**What is required**
Copy everything in the data from the line containing "loan-tag-badge: 置家 [17, 334, 42, 351]" down to the line containing "stat-value: 20,000.00 [155, 436, 237, 455]", including both of those lines.

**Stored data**
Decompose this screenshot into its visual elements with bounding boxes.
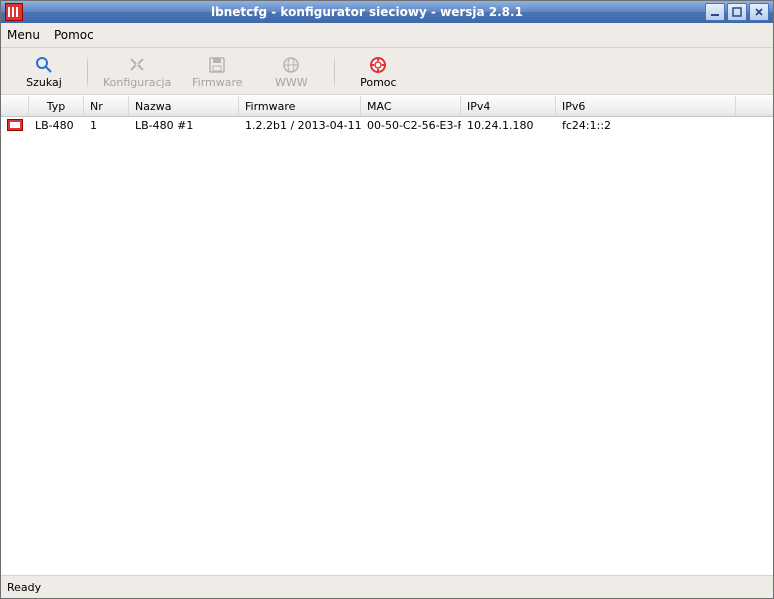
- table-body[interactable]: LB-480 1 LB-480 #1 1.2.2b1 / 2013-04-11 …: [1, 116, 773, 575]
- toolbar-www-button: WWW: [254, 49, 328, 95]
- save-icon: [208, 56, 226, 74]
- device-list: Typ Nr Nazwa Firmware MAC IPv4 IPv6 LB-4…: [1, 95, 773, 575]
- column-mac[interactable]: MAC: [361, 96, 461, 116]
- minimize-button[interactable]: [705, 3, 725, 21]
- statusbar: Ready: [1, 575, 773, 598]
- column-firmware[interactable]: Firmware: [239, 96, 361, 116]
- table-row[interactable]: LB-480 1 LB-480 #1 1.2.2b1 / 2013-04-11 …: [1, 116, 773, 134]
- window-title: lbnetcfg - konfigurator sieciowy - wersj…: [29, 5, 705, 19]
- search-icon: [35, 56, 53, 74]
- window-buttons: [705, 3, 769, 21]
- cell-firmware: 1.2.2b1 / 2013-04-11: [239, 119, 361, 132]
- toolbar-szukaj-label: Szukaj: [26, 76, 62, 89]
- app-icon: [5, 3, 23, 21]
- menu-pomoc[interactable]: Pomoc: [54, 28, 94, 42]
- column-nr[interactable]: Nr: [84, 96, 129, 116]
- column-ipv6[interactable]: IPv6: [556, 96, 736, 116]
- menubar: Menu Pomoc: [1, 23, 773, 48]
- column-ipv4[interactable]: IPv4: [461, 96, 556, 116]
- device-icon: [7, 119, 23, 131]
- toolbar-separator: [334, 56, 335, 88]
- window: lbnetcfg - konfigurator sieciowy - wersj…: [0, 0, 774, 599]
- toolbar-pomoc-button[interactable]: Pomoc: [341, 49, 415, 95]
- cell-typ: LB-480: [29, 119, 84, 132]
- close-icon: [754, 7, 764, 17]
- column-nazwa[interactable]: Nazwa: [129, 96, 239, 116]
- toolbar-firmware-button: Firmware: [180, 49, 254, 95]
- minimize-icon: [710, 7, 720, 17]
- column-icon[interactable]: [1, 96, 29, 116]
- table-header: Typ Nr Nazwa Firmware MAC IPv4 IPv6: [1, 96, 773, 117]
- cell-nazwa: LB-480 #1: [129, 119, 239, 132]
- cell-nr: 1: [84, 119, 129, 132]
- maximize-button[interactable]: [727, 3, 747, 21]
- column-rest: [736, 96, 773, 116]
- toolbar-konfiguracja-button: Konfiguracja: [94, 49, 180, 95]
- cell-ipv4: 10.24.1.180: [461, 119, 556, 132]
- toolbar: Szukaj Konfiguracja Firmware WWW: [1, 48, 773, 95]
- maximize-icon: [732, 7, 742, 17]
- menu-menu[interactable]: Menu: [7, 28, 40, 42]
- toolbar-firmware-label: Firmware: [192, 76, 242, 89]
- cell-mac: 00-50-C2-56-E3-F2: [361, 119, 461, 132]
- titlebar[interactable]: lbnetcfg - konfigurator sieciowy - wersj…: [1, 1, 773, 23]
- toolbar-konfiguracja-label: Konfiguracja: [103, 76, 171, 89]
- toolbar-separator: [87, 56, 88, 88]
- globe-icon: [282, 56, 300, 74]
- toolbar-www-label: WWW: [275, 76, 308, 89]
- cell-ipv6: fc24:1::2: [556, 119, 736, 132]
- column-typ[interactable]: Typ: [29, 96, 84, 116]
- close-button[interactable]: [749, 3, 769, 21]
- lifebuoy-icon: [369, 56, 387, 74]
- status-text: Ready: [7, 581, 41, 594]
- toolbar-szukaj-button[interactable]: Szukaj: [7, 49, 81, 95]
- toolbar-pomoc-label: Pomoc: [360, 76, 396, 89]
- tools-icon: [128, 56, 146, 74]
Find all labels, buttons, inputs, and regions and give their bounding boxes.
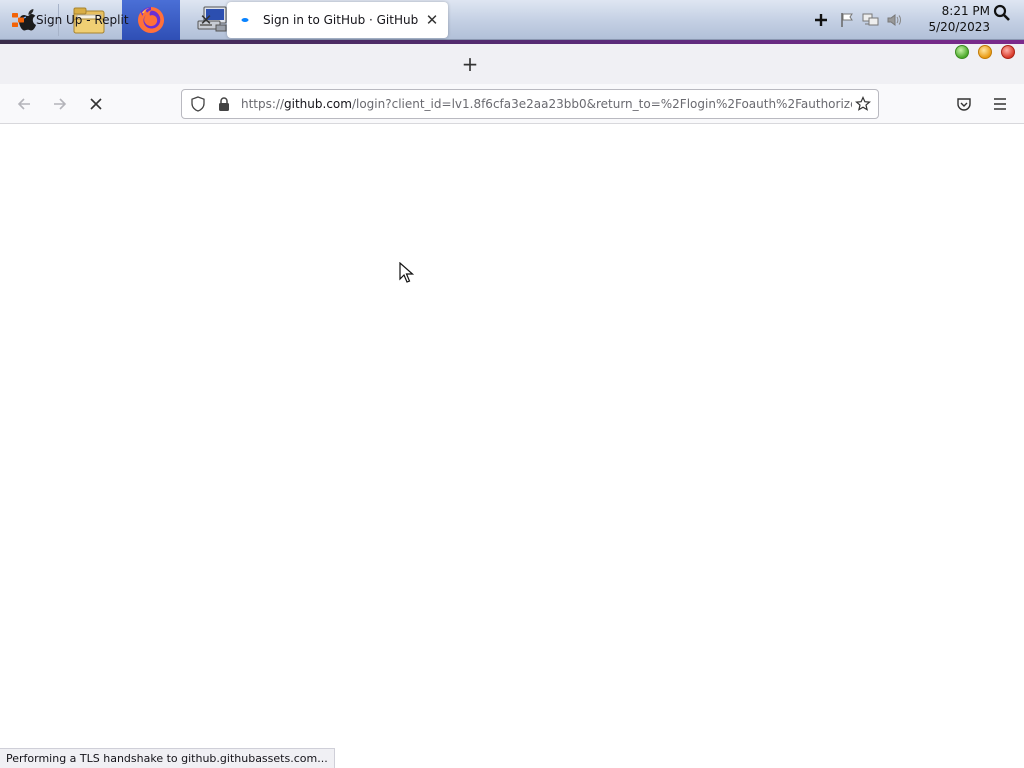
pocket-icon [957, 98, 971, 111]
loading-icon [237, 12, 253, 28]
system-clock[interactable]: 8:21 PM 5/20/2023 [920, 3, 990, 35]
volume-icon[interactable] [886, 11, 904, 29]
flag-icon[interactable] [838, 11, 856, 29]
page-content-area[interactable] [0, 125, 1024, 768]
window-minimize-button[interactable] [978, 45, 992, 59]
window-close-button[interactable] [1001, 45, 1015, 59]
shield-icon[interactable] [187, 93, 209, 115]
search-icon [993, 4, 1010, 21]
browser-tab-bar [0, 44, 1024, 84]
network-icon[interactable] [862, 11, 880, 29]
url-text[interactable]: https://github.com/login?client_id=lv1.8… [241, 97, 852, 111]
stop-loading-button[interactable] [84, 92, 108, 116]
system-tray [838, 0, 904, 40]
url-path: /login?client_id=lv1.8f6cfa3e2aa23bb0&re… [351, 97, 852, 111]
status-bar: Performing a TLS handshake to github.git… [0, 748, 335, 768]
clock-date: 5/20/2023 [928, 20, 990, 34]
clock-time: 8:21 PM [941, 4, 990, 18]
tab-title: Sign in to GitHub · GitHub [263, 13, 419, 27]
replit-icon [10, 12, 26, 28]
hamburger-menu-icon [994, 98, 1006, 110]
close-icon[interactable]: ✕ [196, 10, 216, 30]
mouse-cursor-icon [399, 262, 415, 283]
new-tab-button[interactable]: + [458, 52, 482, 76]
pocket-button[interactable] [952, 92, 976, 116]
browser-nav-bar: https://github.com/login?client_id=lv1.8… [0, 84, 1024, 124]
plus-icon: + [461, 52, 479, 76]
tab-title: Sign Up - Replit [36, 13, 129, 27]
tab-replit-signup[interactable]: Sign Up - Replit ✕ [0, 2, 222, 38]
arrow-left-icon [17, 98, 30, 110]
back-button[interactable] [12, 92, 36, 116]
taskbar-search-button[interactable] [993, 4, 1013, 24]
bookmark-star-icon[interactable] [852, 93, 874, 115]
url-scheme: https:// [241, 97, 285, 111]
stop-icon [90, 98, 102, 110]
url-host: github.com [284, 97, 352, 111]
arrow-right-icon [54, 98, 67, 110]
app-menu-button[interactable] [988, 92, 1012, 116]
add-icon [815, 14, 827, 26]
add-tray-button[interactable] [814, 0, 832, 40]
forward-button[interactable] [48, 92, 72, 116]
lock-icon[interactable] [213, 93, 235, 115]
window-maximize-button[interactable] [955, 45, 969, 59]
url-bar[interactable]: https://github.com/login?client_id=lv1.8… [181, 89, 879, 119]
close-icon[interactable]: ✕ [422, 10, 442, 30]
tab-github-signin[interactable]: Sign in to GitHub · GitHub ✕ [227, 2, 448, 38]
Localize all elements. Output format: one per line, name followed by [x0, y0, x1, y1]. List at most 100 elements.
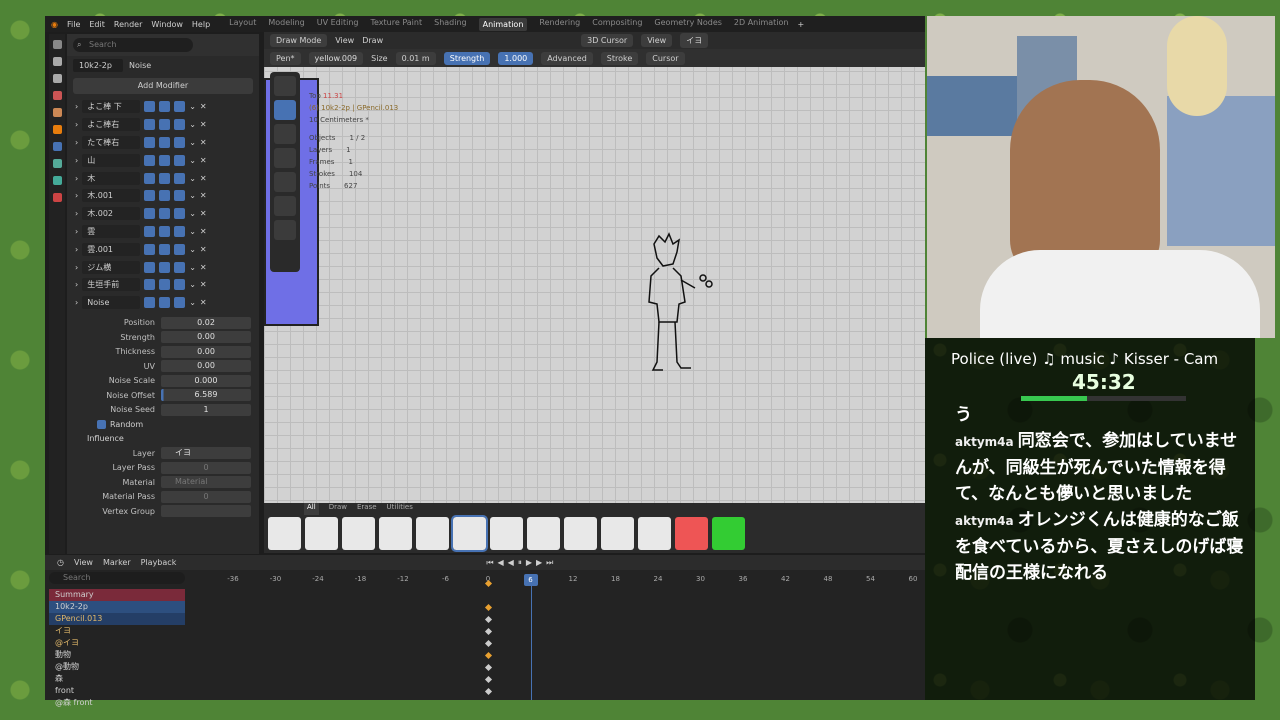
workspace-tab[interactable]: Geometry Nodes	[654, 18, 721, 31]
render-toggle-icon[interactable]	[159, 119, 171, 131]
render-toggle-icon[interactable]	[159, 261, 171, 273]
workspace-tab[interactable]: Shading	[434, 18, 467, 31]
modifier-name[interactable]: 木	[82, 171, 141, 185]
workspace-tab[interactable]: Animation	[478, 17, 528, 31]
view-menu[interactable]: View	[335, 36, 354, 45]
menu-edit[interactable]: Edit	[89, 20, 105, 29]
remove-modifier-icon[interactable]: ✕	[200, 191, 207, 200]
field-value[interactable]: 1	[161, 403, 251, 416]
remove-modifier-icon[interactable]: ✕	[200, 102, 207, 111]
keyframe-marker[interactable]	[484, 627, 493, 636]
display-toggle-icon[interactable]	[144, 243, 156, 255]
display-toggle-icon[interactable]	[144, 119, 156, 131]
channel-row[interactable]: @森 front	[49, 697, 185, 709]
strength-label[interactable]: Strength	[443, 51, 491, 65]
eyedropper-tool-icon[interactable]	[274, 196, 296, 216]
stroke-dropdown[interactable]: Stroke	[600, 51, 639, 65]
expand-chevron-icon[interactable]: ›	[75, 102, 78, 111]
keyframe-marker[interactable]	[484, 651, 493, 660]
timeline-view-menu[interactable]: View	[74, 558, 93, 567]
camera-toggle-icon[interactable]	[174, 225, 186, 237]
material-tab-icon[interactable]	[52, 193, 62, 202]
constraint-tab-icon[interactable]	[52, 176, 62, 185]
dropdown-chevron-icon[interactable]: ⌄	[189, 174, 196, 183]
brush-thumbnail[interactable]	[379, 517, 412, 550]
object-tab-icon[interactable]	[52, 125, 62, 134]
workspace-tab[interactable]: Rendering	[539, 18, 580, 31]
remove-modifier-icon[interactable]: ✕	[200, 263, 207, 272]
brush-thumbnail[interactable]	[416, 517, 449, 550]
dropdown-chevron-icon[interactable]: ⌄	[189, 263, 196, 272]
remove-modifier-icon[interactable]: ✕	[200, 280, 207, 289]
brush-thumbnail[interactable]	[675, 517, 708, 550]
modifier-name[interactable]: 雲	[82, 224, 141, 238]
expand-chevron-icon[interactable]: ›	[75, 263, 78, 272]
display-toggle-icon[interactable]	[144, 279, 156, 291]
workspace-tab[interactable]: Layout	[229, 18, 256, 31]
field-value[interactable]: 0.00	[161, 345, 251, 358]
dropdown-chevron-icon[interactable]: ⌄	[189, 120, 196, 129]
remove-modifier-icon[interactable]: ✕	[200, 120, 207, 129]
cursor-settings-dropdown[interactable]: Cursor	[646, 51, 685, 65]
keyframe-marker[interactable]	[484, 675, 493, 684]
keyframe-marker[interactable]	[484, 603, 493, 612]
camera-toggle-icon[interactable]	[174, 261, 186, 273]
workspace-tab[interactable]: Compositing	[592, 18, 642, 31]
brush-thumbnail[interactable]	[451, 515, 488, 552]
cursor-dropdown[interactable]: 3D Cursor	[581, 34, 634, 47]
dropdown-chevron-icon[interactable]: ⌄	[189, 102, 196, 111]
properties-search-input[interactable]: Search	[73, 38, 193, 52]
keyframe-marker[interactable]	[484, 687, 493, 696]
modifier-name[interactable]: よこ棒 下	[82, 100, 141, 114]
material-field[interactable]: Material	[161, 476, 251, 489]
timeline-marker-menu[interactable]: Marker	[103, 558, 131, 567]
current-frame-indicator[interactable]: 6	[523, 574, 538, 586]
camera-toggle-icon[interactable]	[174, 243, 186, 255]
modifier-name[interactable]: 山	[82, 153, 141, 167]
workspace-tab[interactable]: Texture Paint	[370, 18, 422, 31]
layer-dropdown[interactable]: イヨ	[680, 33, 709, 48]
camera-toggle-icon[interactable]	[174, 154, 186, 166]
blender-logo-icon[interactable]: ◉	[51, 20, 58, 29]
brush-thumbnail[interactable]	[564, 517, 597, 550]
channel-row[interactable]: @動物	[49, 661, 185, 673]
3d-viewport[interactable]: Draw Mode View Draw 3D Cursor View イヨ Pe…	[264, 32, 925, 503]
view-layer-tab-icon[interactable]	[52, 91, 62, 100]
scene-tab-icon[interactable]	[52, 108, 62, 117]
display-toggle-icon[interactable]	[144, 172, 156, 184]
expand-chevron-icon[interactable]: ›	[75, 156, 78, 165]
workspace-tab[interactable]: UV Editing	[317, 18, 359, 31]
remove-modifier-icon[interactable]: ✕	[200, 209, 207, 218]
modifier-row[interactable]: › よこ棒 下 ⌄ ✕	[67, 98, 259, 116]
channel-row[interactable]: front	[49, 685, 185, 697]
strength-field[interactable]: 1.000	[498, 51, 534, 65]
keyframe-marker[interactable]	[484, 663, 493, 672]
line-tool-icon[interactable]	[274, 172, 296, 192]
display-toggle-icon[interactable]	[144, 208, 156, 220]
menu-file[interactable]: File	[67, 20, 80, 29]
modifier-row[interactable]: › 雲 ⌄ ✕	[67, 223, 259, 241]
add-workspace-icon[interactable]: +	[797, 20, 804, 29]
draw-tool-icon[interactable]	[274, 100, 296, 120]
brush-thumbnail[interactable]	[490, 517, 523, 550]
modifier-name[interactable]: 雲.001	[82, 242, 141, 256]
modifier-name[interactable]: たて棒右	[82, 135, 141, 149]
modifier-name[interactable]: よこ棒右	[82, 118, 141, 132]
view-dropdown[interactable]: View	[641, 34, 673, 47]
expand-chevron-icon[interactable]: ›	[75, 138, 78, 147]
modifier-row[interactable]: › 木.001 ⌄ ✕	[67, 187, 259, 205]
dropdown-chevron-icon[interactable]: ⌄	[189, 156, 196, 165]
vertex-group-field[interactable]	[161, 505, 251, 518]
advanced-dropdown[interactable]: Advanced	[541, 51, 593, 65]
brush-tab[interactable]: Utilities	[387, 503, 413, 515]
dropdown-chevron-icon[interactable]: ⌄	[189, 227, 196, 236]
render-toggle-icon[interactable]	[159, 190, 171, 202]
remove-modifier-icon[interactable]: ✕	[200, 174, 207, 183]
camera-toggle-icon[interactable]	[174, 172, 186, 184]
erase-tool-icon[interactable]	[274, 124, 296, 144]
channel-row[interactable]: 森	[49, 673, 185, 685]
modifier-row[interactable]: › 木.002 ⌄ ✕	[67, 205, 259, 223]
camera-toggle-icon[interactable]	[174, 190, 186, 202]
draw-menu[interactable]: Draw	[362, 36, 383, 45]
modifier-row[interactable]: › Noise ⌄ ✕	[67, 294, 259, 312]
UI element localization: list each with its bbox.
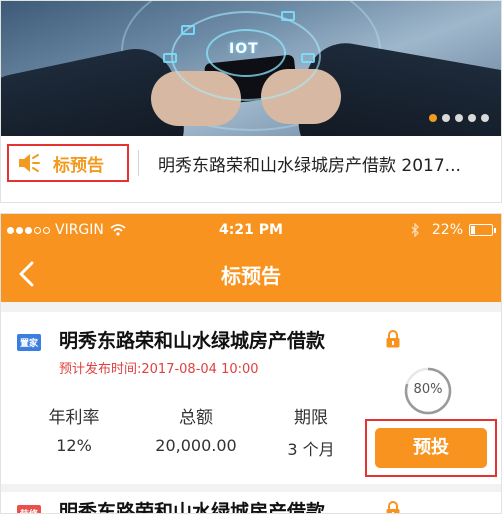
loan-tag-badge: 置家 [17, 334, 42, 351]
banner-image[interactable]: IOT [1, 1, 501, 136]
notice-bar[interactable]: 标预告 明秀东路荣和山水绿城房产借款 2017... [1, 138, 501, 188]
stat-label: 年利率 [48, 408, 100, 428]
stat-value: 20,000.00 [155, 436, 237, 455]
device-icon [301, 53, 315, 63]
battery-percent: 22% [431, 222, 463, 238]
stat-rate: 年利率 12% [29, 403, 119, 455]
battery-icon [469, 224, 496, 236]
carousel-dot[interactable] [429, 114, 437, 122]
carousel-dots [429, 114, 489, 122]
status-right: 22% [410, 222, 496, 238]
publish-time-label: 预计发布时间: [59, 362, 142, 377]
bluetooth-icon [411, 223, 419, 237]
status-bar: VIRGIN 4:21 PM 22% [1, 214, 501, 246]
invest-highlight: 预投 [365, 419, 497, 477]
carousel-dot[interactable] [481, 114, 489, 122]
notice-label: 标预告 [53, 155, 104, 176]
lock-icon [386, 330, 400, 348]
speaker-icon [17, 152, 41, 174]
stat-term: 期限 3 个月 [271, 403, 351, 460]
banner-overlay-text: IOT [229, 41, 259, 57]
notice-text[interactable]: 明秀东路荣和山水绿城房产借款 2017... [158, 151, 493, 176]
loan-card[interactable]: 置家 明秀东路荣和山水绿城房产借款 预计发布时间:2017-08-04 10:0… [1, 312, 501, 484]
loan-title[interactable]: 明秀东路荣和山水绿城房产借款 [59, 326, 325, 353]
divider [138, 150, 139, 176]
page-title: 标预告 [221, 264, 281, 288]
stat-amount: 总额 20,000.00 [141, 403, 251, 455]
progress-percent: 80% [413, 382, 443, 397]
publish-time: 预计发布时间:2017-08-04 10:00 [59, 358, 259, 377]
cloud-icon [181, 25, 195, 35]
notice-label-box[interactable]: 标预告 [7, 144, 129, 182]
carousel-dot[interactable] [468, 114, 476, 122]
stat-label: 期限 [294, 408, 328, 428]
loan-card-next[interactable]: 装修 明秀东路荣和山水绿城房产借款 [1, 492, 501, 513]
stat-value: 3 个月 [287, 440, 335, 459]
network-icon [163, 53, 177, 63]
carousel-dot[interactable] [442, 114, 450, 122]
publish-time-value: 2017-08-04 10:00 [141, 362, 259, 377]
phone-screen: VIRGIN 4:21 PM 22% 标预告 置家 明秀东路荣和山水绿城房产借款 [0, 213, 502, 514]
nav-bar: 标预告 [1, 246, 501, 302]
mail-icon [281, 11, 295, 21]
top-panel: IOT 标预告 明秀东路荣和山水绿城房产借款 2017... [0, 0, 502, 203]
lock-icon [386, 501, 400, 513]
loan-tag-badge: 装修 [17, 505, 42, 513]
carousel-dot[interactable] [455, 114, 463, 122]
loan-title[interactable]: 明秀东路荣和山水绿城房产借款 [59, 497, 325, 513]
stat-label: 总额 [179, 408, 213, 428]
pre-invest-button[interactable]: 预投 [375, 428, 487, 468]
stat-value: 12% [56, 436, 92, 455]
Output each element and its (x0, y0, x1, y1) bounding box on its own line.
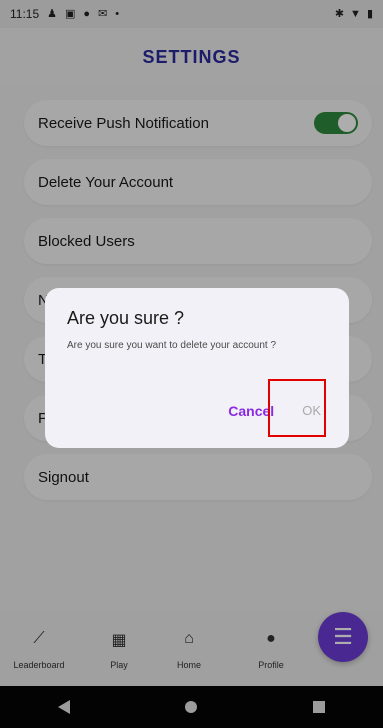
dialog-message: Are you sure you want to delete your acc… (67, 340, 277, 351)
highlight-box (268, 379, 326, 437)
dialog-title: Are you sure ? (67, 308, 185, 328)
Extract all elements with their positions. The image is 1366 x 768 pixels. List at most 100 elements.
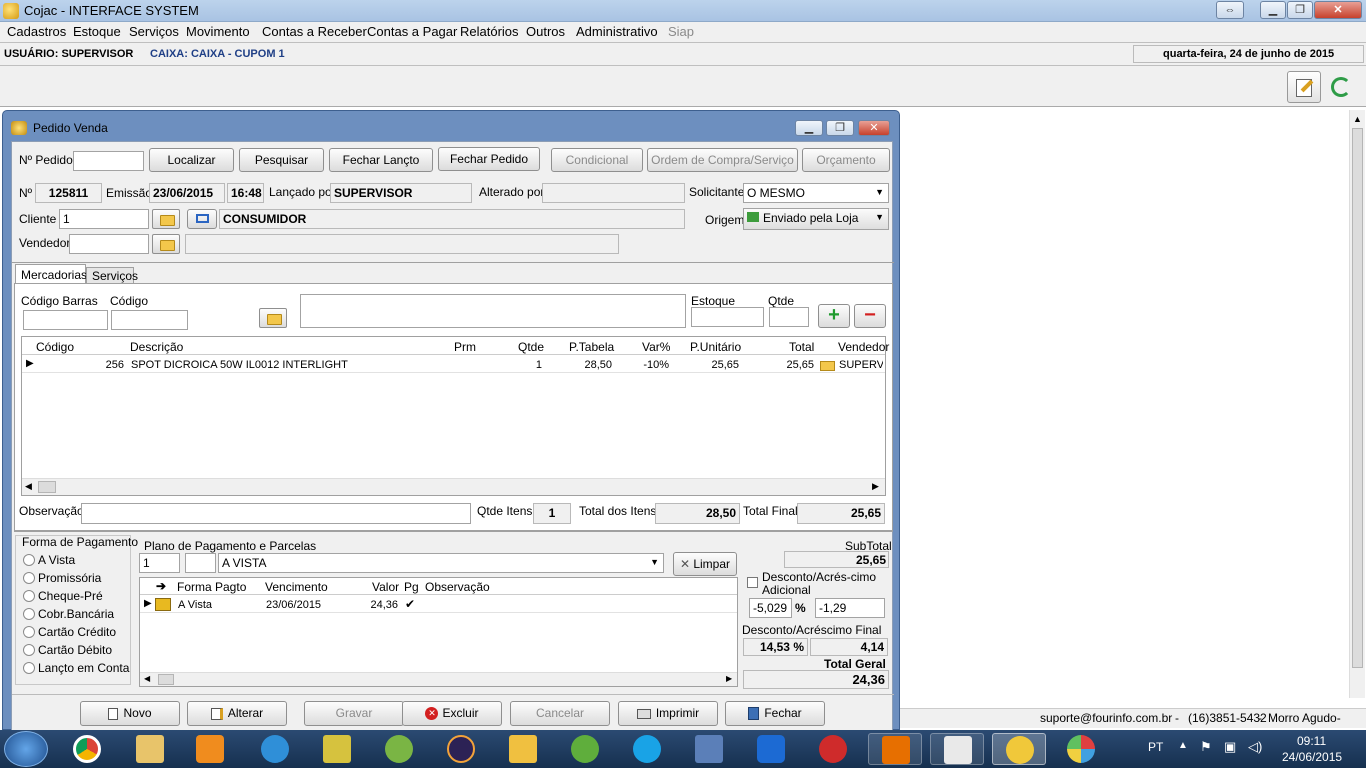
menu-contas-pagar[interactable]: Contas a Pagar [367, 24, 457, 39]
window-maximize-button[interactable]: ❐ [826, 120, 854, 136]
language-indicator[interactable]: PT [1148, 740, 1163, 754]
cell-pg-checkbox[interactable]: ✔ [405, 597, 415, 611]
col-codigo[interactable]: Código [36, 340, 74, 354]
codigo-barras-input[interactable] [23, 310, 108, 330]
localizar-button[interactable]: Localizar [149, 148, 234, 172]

**Expected answer**
loan-tag-badge: 置家 [17, 334, 42, 351]
banner-image[interactable]: IOT [1, 1, 501, 136]
notice-bar[interactable]: 标预告 明秀东路荣和山水绿城房产借款 2017... [1, 138, 501, 188]
stat-label: 年利率 [48, 408, 100, 428]
stat-value: 20,000.00 [155, 436, 237, 455]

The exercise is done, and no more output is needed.